Mein Projekt besteht aus einem Java-Backend und ein Angular-Frontendbereich.
Der Angular - Teil befindet sich im Verzeichnis target.
Ich würde gerne alles (bis auf Ausnahmen) auf github hochladen lassen. Das target - Verzeichnis, um das es insbesondere geht soll, bis auf das Angular-Verzeichnis nicht hochgeladen werden.
Obige .gitignore lädt zwar alles auf GitHub hoch, wie gewünscht, allerdings soll wird das Angular-Verzeichnis nicht mit hochgeladen.
Wie müsste ich es abändern?


----------



## LimDul (29. Sep 2022)

Warum soll irgendwas aus dem target Folder hochgeladen werden?

Der Target-Folder wird bei einem mvn clean gelöscht - das heißt, da darf nichts sein, was wichtig ist.


----------



## KonradN (29. Sep 2022)

Sollte die Angular App nicht innerhalb des src/main/resources Ordner generiert werden? So hatte ich das zumindest bei meinen Projekten immer gemacht (da hat dann mein Spring Backend das Angular Frontend mit ‚ausgeliefert‘)


----------



## TM69 (29. Sep 2022)

KonradN hat gesagt.:


> Sollte die Angular App nicht innerhalb des src/main/resources Ordner generiert werden? So hatte ich das zumindest bei meinen Projekten immer gemacht (da hat dann mein Spring Backend das Angular Frontend mit ‚ausgeliefert‘)

> [Zu verwendende Daten]
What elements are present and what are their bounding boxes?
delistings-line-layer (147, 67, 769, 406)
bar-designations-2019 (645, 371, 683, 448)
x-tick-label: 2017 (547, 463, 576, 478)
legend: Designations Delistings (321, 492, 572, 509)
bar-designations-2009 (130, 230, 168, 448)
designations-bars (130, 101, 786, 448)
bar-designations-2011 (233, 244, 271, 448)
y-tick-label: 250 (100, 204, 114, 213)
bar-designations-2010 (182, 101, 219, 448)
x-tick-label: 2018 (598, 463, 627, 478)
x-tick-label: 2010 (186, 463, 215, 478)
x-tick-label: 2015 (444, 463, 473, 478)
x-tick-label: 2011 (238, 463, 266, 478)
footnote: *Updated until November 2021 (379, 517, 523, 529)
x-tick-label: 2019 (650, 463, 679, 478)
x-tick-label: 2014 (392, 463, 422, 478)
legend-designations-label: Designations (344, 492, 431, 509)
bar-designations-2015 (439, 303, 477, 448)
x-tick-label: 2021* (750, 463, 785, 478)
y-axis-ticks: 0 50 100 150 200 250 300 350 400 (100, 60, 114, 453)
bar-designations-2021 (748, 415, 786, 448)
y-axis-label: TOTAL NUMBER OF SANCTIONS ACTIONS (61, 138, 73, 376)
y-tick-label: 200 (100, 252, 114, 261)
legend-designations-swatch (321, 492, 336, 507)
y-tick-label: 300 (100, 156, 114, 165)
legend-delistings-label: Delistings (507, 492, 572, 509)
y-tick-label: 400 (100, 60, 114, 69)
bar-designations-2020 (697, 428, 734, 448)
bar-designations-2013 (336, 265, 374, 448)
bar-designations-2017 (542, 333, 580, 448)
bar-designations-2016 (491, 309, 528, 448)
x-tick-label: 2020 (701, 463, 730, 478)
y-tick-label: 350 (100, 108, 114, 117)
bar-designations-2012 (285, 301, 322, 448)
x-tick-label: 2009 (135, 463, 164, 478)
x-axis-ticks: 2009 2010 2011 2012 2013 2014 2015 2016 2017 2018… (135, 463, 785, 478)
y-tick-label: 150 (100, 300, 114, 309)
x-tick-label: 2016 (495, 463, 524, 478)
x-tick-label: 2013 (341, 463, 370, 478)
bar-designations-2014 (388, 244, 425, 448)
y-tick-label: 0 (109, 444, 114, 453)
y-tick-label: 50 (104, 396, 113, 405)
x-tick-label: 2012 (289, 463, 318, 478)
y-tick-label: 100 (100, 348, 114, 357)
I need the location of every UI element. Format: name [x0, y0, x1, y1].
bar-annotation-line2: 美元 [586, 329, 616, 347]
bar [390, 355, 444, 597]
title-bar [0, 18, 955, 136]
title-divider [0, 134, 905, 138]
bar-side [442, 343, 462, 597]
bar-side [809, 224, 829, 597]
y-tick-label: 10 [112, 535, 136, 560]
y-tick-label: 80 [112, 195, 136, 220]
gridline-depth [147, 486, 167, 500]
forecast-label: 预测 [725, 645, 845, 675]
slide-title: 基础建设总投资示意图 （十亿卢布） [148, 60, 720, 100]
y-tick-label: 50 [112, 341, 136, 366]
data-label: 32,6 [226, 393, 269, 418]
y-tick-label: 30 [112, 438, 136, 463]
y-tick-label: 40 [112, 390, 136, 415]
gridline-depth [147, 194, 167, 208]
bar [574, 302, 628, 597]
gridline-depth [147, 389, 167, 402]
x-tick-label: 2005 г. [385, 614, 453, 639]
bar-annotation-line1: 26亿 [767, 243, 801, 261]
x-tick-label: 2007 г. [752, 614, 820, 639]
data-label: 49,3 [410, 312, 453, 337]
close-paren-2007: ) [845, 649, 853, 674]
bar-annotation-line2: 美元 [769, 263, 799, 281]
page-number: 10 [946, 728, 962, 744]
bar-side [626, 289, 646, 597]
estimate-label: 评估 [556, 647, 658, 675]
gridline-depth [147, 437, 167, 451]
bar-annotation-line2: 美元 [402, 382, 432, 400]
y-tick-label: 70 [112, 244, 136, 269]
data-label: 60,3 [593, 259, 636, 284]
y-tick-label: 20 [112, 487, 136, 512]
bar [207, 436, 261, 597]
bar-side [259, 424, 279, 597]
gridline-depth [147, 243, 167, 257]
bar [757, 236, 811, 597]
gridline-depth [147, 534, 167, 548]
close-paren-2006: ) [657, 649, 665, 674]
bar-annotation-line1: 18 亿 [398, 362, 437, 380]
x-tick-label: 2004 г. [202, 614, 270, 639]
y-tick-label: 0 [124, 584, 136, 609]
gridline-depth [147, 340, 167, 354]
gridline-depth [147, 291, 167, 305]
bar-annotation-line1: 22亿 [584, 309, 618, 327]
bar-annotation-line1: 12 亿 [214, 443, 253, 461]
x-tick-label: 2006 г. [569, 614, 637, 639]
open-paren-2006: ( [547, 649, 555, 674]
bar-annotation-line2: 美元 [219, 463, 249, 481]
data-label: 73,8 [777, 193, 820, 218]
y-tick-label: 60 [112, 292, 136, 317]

--

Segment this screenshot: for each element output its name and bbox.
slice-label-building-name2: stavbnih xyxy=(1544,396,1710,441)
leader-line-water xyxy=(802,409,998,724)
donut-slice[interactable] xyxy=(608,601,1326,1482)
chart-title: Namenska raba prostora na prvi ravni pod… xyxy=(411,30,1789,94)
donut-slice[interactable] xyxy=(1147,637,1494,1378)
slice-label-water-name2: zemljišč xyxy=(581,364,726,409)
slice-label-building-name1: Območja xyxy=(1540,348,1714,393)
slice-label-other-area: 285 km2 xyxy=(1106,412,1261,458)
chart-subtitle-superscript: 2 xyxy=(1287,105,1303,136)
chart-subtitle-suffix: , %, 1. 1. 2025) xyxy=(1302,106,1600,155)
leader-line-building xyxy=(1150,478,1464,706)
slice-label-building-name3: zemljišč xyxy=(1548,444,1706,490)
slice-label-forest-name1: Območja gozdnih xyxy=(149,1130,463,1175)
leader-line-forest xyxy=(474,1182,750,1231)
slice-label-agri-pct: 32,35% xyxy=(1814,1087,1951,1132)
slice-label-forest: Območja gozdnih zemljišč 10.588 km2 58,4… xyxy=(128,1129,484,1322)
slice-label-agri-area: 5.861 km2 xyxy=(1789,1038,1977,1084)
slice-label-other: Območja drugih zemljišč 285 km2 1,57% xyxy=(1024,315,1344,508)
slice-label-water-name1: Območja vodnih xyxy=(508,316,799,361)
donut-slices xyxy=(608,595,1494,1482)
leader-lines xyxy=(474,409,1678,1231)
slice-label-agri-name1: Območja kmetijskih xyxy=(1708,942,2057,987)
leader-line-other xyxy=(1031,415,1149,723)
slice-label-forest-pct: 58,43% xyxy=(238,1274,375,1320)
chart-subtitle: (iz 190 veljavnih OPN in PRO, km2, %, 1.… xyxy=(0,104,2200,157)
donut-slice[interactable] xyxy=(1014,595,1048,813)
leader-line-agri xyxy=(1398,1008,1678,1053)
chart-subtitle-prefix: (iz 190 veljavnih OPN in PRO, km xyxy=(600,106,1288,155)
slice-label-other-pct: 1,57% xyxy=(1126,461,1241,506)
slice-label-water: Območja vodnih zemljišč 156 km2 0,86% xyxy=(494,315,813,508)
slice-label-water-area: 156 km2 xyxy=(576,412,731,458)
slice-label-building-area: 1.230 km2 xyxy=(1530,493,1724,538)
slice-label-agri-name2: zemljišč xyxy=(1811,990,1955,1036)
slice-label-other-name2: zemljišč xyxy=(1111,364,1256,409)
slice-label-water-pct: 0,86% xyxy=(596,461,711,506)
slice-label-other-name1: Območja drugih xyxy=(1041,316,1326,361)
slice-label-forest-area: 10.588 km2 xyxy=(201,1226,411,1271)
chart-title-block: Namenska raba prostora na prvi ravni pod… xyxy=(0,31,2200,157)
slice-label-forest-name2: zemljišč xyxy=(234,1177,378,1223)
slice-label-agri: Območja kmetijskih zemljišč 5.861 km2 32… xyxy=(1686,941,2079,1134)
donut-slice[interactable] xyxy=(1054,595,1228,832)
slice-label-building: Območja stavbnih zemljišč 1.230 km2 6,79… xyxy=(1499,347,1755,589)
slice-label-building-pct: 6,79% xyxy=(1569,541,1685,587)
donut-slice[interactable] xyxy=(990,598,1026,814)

...

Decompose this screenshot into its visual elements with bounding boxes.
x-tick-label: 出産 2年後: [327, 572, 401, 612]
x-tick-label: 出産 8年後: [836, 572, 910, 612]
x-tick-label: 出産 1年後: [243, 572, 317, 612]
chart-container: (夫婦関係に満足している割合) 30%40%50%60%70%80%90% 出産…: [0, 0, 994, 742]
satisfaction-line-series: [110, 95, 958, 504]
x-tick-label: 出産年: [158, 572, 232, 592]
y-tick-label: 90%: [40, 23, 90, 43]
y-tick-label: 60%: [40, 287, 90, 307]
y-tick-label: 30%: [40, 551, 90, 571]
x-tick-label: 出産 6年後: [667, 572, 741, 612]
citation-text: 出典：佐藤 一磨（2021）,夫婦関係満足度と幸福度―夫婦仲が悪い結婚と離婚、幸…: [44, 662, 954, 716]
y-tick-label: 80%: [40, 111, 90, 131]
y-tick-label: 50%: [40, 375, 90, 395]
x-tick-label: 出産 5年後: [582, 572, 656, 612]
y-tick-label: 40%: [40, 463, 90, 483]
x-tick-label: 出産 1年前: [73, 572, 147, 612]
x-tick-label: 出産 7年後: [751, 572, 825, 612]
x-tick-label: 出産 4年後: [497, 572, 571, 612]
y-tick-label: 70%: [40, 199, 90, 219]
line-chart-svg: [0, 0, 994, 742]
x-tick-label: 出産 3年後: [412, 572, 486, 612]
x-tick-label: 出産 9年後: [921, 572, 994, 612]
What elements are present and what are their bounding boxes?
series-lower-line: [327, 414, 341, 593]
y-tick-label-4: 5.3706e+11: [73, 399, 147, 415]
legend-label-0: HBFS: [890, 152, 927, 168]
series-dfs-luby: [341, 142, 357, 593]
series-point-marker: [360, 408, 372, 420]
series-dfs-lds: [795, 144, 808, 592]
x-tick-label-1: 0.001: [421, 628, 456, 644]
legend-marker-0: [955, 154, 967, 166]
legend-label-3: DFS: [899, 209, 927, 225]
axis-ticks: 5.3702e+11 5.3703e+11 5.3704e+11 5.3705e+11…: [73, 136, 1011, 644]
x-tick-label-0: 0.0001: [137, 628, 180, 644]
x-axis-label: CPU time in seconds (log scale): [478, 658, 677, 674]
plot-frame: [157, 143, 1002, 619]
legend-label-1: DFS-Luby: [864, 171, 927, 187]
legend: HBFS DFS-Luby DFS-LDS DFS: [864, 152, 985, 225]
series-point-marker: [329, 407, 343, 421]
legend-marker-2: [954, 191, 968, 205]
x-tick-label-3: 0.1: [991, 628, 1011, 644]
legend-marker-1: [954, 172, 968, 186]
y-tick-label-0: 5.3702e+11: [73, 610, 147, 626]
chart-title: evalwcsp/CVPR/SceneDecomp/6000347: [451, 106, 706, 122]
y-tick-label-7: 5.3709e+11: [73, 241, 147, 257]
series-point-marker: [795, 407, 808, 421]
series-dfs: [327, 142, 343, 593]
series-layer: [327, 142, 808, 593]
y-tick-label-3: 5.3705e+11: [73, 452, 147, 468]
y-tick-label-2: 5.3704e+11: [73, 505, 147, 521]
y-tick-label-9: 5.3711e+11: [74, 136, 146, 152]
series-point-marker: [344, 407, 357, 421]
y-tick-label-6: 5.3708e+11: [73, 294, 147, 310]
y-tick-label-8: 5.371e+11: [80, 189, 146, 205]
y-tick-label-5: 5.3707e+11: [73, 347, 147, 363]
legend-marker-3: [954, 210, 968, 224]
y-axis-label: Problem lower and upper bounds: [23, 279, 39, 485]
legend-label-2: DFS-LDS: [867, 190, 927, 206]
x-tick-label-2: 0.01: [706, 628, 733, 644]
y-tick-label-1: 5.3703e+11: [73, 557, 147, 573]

> [Aufgabe A] Schreibe die Einträge von der Zeile mit „Decompose this screenshot“ bis einschließlich der Zeile mit „y-tick-label: 80%: [40, 111, 90, 131]“ neu und ersetze dabei „y-tick-label“ durch „y-axis-label“, ohne sonst etwas zu ändern.
> [Aufgabe B] Führe die Forumsdiskussion über das Hochladen des Angular-Verzeichnisses auf GitHub dort fort, wo sie aufhört.
Der Text und die Einträge haben nichts miteinander zu tun.

> [Antwort A]
Decompose this screenshot into its visual elements with bounding boxes.
x-tick-label: 出産 2年後: [327, 572, 401, 612]
x-tick-label: 出産 8年後: [836, 572, 910, 612]
x-tick-label: 出産 1年後: [243, 572, 317, 612]
chart-container: (夫婦関係に満足している割合) 30%40%50%60%70%80%90% 出産…: [0, 0, 994, 742]
satisfaction-line-series: [110, 95, 958, 504]
x-tick-label: 出産年: [158, 572, 232, 592]
y-axis-label: 90%: [40, 23, 90, 43]
y-axis-label: 60%: [40, 287, 90, 307]
y-axis-label: 30%: [40, 551, 90, 571]
x-tick-label: 出産 6年後: [667, 572, 741, 612]
citation-text: 出典：佐藤 一磨（2021）,夫婦関係満足度と幸福度―夫婦仲が悪い結婚と離婚、幸…: [44, 662, 954, 716]
y-axis-label: 80%: [40, 111, 90, 131]

> [Antwort B]
Dank dir für deinen Ratschlag. Ich kann dazu nur noch sagen: "Wo du recht hast du Recht!" 😁


----------



## KonradN (29. Sep 2022)

TM69 hat gesagt.:


> Dank dir für deinen Ratschlag. Ich kann dazu nur noch sagen: "Wo du recht hast du Recht!" 😁


Reicht dir diese Information so erst einmal, oder sollte ich einmal schauen, ob ich in meinem Projekt die jeweiligen Einstellungen einmal finden kann? (Das ist halt auch nicht meine Stärke - ich bin eigentlich nur auf dem Backend und hatte das nur mal als Test/Spielerei gebaut. Sozusagen erste Schritte mit Angular. Aber die Einstellungen in der pom.xml und so kann ich gerne heraus suchen.)


----------



## KonradN (29. Sep 2022)

Da ich jetzt etwas Zeit habe und an meinem Rechner sitze, zeige ich es einfach einmal, wie ich es bei mir gemacht habe:

a) Angular Projekt erzeugte ich in src/main/frontend meines Projektes. Erzeugt wird es wie gewohnt mit ng.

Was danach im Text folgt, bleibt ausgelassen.